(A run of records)
⁂

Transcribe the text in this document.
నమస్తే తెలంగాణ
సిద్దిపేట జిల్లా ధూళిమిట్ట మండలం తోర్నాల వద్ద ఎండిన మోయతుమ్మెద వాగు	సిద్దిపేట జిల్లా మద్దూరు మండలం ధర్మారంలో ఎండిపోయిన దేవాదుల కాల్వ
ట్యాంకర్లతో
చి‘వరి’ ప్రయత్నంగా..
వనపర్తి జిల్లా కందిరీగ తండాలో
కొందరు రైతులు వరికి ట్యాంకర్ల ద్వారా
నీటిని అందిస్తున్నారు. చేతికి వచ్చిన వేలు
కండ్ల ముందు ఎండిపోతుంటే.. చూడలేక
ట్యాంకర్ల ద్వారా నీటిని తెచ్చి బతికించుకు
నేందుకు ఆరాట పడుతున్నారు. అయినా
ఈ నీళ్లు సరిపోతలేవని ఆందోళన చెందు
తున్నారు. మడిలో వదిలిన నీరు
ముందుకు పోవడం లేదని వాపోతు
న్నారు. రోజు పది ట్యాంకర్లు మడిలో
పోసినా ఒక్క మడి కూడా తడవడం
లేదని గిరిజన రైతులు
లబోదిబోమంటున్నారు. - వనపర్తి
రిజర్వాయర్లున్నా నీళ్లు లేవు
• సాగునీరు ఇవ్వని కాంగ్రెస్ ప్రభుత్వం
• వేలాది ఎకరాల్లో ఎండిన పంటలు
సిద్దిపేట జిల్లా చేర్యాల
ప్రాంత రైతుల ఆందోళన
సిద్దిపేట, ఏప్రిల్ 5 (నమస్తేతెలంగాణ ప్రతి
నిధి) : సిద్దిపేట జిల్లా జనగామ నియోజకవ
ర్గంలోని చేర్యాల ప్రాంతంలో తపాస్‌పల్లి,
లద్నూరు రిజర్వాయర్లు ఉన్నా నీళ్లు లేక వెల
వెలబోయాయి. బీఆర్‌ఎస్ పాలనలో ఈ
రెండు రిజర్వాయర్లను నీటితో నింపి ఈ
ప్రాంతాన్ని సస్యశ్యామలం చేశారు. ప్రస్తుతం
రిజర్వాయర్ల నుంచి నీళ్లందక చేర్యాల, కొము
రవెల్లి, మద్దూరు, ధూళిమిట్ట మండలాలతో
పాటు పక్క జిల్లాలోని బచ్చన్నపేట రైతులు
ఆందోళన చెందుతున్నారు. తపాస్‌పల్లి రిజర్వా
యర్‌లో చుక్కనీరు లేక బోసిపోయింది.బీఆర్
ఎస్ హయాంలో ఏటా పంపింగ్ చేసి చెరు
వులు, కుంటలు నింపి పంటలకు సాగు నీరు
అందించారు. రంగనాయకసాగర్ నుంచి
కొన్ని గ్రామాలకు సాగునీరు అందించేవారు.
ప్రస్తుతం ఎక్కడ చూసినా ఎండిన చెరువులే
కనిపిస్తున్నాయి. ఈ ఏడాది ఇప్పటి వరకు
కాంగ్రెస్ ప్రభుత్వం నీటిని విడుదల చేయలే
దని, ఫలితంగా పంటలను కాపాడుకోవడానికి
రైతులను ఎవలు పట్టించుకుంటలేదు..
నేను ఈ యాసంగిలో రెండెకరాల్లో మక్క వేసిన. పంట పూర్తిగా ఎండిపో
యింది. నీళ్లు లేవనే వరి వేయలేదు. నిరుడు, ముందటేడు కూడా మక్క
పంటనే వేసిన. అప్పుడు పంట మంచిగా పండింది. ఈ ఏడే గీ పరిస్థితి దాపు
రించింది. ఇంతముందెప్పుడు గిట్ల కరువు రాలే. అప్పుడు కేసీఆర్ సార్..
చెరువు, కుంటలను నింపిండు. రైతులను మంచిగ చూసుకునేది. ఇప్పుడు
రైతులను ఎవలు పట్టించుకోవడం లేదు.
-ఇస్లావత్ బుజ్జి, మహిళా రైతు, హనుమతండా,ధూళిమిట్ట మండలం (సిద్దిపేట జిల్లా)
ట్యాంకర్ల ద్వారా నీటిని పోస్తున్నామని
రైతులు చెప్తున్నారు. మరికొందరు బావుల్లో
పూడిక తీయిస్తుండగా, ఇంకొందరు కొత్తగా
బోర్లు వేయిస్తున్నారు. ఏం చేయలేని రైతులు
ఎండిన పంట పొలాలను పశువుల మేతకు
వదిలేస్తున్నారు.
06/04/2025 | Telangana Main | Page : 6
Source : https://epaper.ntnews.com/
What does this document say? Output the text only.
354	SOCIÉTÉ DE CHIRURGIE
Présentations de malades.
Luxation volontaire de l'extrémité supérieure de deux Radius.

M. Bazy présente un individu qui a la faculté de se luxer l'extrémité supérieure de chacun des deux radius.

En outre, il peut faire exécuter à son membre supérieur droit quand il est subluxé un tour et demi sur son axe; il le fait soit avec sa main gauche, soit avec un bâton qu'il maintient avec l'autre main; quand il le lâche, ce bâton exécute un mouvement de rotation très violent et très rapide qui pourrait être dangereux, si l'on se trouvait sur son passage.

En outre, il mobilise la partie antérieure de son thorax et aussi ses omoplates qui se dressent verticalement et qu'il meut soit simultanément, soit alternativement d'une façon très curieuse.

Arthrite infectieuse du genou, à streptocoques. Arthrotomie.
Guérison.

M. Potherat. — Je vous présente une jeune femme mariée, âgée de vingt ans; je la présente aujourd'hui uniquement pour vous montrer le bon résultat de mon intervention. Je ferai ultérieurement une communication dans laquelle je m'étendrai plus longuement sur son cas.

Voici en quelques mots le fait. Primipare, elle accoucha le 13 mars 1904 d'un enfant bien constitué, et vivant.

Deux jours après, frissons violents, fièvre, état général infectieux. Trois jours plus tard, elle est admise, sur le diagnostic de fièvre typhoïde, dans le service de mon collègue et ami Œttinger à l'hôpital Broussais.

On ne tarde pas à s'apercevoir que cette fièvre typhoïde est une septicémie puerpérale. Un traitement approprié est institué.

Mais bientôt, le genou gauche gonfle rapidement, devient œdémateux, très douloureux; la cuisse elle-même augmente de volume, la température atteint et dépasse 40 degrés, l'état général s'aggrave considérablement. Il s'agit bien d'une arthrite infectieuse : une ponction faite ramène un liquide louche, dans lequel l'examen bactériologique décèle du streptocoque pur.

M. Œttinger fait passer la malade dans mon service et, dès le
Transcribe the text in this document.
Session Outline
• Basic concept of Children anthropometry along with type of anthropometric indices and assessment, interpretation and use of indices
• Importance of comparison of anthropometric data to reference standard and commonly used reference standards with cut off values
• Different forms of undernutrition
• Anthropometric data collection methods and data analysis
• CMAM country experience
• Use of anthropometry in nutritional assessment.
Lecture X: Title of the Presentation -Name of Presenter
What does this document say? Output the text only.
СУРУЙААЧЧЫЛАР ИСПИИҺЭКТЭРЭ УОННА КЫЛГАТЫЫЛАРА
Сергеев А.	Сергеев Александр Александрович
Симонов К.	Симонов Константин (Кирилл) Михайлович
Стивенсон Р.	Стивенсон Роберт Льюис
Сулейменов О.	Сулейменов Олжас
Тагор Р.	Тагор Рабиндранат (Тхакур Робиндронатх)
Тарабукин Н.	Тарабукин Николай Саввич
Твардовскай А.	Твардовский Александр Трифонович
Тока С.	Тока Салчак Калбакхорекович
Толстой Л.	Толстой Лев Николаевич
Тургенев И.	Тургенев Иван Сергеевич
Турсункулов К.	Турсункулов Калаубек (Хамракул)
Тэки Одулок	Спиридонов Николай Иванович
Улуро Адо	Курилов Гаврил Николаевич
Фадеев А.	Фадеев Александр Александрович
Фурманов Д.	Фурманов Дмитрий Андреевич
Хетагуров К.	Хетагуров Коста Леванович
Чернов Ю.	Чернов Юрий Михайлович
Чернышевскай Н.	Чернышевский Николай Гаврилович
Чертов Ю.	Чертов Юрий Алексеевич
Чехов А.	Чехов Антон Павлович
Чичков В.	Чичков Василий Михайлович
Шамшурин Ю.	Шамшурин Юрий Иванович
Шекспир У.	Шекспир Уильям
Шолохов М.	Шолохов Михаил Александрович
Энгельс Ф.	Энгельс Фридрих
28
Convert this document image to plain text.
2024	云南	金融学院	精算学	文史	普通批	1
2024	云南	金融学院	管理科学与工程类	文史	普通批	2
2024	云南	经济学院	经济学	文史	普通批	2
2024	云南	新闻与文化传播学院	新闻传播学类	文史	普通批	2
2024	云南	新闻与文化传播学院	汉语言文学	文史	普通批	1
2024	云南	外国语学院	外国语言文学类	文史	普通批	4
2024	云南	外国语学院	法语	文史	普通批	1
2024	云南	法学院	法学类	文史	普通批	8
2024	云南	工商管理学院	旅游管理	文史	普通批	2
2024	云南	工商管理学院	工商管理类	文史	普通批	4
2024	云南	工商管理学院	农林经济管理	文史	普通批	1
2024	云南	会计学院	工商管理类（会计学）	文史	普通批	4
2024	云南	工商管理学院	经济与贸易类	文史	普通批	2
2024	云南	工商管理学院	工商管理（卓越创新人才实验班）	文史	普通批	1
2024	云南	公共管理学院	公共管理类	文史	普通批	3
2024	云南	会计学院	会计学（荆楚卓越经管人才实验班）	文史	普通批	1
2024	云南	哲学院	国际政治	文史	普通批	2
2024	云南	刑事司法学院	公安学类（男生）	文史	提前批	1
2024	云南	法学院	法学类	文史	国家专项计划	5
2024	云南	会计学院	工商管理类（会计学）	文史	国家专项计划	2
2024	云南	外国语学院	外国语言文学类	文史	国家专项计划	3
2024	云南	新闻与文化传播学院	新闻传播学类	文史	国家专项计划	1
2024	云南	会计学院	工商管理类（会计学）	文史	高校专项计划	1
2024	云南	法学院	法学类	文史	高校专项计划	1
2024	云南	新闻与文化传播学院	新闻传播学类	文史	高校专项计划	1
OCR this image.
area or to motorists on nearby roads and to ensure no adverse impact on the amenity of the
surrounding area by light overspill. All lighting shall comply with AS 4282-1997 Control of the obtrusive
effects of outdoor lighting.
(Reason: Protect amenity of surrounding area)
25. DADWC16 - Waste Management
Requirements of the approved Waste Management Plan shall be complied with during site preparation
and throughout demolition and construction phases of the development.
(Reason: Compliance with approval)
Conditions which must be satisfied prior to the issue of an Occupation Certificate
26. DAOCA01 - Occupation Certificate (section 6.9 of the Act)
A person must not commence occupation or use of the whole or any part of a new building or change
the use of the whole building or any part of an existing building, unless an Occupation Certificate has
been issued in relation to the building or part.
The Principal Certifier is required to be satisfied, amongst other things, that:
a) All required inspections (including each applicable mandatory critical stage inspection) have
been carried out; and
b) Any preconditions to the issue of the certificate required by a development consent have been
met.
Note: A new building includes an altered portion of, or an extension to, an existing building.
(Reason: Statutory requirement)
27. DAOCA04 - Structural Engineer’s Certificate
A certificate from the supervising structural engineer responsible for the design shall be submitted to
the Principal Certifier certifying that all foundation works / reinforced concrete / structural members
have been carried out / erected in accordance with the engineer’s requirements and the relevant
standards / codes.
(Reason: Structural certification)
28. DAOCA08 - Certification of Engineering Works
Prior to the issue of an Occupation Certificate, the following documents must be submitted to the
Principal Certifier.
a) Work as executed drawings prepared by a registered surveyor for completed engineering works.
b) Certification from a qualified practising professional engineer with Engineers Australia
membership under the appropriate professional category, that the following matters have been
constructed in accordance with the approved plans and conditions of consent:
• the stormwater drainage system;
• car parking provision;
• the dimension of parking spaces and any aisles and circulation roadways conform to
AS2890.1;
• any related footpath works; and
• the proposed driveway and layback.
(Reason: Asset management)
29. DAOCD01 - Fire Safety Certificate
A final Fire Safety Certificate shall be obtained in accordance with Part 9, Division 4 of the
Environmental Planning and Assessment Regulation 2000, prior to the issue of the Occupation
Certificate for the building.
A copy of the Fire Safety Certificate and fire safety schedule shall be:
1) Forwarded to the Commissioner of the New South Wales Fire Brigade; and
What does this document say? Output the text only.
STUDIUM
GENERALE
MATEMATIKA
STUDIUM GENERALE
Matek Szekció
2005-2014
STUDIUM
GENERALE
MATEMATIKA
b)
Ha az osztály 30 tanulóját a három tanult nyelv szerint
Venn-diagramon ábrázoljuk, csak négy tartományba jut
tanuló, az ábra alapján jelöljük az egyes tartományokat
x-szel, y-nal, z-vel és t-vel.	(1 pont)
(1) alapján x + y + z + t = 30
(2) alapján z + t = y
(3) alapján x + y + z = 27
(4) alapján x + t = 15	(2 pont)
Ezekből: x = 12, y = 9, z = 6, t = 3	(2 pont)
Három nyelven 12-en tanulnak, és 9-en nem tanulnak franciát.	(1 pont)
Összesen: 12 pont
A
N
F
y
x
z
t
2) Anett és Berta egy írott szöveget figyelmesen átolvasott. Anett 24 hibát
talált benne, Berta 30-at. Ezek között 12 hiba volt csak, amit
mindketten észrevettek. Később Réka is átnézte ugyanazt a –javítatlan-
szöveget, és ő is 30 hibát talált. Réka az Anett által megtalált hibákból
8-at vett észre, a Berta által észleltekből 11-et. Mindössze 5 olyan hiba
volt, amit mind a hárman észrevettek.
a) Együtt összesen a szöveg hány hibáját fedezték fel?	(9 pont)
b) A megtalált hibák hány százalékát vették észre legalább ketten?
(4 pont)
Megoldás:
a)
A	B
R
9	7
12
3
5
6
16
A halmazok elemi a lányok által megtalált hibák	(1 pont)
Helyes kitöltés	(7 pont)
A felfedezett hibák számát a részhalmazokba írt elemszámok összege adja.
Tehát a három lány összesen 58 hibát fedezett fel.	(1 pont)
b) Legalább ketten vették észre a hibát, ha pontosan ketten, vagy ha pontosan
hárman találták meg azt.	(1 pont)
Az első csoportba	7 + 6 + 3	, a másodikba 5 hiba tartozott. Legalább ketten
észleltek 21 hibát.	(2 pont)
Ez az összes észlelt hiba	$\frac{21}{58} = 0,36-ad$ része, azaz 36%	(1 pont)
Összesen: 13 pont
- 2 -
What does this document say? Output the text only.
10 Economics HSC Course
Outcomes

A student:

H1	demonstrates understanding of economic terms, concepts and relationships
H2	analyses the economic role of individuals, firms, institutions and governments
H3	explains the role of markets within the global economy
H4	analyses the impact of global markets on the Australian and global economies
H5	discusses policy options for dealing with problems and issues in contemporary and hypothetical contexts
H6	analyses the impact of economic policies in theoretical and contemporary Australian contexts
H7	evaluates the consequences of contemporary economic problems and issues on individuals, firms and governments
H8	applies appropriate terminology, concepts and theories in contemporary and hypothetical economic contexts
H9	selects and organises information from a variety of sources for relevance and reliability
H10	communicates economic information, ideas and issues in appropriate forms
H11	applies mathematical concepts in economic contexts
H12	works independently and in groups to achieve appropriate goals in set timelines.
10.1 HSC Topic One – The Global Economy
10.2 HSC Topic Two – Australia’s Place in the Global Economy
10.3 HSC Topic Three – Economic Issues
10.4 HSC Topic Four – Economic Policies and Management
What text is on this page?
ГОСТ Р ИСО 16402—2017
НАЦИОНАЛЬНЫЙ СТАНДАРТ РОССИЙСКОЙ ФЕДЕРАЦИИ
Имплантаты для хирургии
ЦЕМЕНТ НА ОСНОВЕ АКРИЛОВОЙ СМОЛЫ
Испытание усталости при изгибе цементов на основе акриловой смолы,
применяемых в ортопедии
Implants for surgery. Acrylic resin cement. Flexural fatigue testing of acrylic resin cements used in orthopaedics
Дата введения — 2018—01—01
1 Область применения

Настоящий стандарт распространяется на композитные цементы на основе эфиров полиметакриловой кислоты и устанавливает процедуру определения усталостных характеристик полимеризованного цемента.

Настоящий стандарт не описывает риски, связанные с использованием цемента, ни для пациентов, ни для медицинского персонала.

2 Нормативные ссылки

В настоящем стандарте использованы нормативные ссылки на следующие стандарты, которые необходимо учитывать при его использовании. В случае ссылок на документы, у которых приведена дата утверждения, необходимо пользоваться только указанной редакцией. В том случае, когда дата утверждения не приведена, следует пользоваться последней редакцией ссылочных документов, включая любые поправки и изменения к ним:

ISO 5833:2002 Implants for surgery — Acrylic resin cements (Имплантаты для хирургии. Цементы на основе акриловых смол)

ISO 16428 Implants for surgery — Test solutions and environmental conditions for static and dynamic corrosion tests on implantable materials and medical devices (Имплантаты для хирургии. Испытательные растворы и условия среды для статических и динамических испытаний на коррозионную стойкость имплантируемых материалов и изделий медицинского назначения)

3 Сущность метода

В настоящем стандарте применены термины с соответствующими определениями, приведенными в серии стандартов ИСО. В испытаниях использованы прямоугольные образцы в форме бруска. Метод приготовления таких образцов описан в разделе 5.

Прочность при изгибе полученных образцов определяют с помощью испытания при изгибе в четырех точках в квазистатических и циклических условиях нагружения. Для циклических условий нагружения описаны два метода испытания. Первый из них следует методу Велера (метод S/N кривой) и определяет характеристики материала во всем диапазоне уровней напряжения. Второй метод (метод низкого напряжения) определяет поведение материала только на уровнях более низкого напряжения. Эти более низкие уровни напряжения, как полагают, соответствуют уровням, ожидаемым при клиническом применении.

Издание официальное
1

⁂

- [Your task]: Reply with the number of lines in the data that include the string "resin" and nothing else.

- [Solution for this task]: 2